▶ [WRITTEN INSTRUCTION] The entries below are to be written out again without alteration.

▶ [DATA PROVIDED]
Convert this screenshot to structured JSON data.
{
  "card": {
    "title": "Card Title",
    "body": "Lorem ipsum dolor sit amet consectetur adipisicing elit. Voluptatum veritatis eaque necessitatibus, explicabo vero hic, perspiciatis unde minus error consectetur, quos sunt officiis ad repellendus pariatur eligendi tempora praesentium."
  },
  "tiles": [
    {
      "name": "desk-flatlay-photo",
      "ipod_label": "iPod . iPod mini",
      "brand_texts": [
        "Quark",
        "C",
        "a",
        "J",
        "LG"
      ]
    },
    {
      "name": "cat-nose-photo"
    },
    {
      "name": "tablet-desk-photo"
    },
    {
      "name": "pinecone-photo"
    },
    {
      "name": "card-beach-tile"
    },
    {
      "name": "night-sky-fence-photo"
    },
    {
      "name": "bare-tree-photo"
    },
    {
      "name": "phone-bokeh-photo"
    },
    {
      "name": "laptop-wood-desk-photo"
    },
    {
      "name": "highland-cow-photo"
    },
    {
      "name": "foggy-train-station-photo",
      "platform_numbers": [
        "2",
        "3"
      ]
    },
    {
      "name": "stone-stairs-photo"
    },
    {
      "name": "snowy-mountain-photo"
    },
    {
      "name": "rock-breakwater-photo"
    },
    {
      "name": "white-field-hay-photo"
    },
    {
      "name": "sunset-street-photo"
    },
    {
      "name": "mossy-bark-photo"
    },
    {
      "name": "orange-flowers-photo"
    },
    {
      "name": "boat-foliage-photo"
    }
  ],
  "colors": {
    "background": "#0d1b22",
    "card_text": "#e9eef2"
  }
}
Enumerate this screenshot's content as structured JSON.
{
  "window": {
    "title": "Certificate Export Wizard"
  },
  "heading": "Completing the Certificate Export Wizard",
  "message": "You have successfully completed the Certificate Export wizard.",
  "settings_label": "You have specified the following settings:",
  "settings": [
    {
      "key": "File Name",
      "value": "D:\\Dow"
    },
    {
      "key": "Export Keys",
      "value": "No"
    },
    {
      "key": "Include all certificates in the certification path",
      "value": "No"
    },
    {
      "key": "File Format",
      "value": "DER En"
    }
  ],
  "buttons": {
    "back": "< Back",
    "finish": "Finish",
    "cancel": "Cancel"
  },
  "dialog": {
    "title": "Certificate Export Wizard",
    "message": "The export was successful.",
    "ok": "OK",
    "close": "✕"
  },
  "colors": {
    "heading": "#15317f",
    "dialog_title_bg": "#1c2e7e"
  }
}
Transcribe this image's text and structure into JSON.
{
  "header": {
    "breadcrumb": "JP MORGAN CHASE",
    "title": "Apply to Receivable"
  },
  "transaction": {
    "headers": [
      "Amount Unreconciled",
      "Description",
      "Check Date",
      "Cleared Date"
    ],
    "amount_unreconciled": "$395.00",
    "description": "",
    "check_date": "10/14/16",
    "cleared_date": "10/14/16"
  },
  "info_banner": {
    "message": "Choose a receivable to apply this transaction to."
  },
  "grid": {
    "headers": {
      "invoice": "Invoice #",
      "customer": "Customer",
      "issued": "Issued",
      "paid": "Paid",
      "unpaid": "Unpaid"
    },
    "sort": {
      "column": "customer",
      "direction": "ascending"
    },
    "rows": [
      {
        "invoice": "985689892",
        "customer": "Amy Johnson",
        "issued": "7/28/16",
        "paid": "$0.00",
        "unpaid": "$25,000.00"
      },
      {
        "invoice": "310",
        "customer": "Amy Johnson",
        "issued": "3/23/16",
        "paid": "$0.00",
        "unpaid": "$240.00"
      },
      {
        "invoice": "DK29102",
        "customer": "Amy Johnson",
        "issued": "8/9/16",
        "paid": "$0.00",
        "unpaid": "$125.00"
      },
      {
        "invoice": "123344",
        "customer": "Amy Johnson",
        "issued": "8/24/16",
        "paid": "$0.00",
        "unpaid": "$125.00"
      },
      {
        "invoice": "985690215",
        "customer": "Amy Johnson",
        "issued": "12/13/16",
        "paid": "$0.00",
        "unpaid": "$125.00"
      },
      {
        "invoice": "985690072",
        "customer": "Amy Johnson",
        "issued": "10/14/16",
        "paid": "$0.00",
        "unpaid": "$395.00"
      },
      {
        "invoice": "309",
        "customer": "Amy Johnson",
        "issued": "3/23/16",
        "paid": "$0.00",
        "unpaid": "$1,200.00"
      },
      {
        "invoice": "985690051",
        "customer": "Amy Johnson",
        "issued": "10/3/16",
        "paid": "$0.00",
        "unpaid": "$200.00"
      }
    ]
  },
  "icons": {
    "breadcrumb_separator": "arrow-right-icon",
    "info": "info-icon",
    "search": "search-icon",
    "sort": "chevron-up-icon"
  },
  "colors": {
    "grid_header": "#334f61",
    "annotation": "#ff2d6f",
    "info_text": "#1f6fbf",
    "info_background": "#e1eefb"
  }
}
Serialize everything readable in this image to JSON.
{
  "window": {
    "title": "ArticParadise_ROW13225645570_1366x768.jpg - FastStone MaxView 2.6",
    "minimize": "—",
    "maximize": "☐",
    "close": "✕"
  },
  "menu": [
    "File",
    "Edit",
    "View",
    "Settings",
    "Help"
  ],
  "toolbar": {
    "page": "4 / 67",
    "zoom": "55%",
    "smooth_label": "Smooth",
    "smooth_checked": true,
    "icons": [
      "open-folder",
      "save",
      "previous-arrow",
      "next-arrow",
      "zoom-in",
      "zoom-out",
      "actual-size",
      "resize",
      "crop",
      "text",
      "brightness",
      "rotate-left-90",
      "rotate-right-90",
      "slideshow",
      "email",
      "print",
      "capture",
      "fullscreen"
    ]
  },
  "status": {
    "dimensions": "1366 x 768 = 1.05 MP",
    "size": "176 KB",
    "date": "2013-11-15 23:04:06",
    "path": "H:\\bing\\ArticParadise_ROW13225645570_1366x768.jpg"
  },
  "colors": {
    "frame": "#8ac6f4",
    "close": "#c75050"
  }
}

▶ [RESULT]
Convert this screenshot to structured JSON data.
{
  "card": {
    "title": "Card Title",
    "body": "Lorem ipsum dolor sit amet consectetur adipisicing elit. Voluptatum veritatis eaque necessitatibus, explicabo vero hic, perspiciatis unde minus error consectetur, quos sunt officiis ad repellendus pariatur eligendi tempora praesentium."
  },
  "tiles": [
    {
      "name": "desk-flatlay-photo",
      "ipod_label": "iPod . iPod mini",
      "brand_texts": [
        "Quark",
        "C",
        "a",
        "J",
        "LG"
      ]
    },
    {
      "name": "cat-nose-photo"
    },
    {
      "name": "tablet-desk-photo"
    },
    {
      "name": "pinecone-photo"
    },
    {
      "name": "card-beach-tile"
    },
    {
      "name": "night-sky-fence-photo"
    },
    {
      "name": "bare-tree-photo"
    },
    {
      "name": "phone-bokeh-photo"
    },
    {
      "name": "laptop-wood-desk-photo"
    },
    {
      "name": "highland-cow-photo"
    },
    {
      "name": "foggy-train-station-photo",
      "platform_numbers": [
        "2",
        "3"
      ]
    },
    {
      "name": "stone-stairs-photo"
    },
    {
      "name": "snowy-mountain-photo"
    },
    {
      "name": "rock-breakwater-photo"
    },
    {
      "name": "white-field-hay-photo"
    },
    {
      "name": "sunset-street-photo"
    },
    {
      "name": "mossy-bark-photo"
    },
    {
      "name": "orange-flowers-photo"
    },
    {
      "name": "boat-foliage-photo"
    }
  ],
  "colors": {
    "background": "#0d1b22",
    "card_text": "#e9eef2"
  }
}
Enumerate this screenshot's content as structured JSON.
{
  "window": {
    "title": "Certificate Export Wizard"
  },
  "heading": "Completing the Certificate Export Wizard",
  "message": "You have successfully completed the Certificate Export wizard.",
  "settings_label": "You have specified the following settings:",
  "settings": [
    {
      "key": "File Name",
      "value": "D:\\Dow"
    },
    {
      "key": "Export Keys",
      "value": "No"
    },
    {
      "key": "Include all certificates in the certification path",
      "value": "No"
    },
    {
      "key": "File Format",
      "value": "DER En"
    }
  ],
  "buttons": {
    "back": "< Back",
    "finish": "Finish",
    "cancel": "Cancel"
  },
  "dialog": {
    "title": "Certificate Export Wizard",
    "message": "The export was successful.",
    "ok": "OK",
    "close": "✕"
  },
  "colors": {
    "heading": "#15317f",
    "dialog_title_bg": "#1c2e7e"
  }
}
Transcribe this image's text and structure into JSON.
{
  "header": {
    "breadcrumb": "JP MORGAN CHASE",
    "title": "Apply to Receivable"
  },
  "transaction": {
    "headers": [
      "Amount Unreconciled",
      "Description",
      "Check Date",
      "Cleared Date"
    ],
    "amount_unreconciled": "$395.00",
    "description": "",
    "check_date": "10/14/16",
    "cleared_date": "10/14/16"
  },
  "info_banner": {
    "message": "Choose a receivable to apply this transaction to."
  },
  "grid": {
    "headers": {
      "invoice": "Invoice #",
      "customer": "Customer",
      "issued": "Issued",
      "paid": "Paid",
      "unpaid": "Unpaid"
    },
    "sort": {
      "column": "customer",
      "direction": "ascending"
    },
    "rows": [
      {
        "invoice": "985689892",
        "customer": "Amy Johnson",
        "issued": "7/28/16",
        "paid": "$0.00",
        "unpaid": "$25,000.00"
      },
      {
        "invoice": "310",
        "customer": "Amy Johnson",
        "issued": "3/23/16",
        "paid": "$0.00",
        "unpaid": "$240.00"
      },
      {
        "invoice": "DK29102",
        "customer": "Amy Johnson",
        "issued": "8/9/16",
        "paid": "$0.00",
        "unpaid": "$125.00"
      },
      {
        "invoice": "123344",
        "customer": "Amy Johnson",
        "issued": "8/24/16",
        "paid": "$0.00",
        "unpaid": "$125.00"
      },
      {
        "invoice": "985690215",
        "customer": "Amy Johnson",
        "issued": "12/13/16",
        "paid": "$0.00",
        "unpaid": "$125.00"
      },
      {
        "invoice": "985690072",
        "customer": "Amy Johnson",
        "issued": "10/14/16",
        "paid": "$0.00",
        "unpaid": "$395.00"
      },
      {
        "invoice": "309",
        "customer": "Amy Johnson",
        "issued": "3/23/16",
        "paid": "$0.00",
        "unpaid": "$1,200.00"
      },
      {
        "invoice": "985690051",
        "customer": "Amy Johnson",
        "issued": "10/3/16",
        "paid": "$0.00",
        "unpaid": "$200.00"
      }
    ]
  },
  "icons": {
    "breadcrumb_separator": "arrow-right-icon",
    "info": "info-icon",
    "search": "search-icon",
    "sort": "chevron-up-icon"
  },
  "colors": {
    "grid_header": "#334f61",
    "annotation": "#ff2d6f",
    "info_text": "#1f6fbf",
    "info_background": "#e1eefb"
  }
}
Serialize everything readable in this image to JSON.
{
  "window": {
    "title": "ArticParadise_ROW13225645570_1366x768.jpg - FastStone MaxView 2.6",
    "minimize": "—",
    "maximize": "☐",
    "close": "✕"
  },
  "menu": [
    "File",
    "Edit",
    "View",
    "Settings",
    "Help"
  ],
  "toolbar": {
    "page": "4 / 67",
    "zoom": "55%",
    "smooth_label": "Smooth",
    "smooth_checked": true,
    "icons": [
      "open-folder",
      "save",
      "previous-arrow",
      "next-arrow",
      "zoom-in",
      "zoom-out",
      "actual-size",
      "resize",
      "crop",
      "text",
      "brightness",
      "rotate-left-90",
      "rotate-right-90",
      "slideshow",
      "email",
      "print",
      "capture",
      "fullscreen"
    ]
  },
  "status": {
    "dimensions": "1366 x 768 = 1.05 MP",
    "size": "176 KB",
    "date": "2013-11-15 23:04:06",
    "path": "H:\\bing\\ArticParadise_ROW13225645570_1366x768.jpg"
  },
  "colors": {
    "frame": "#8ac6f4",
    "close": "#c75050"
  }
}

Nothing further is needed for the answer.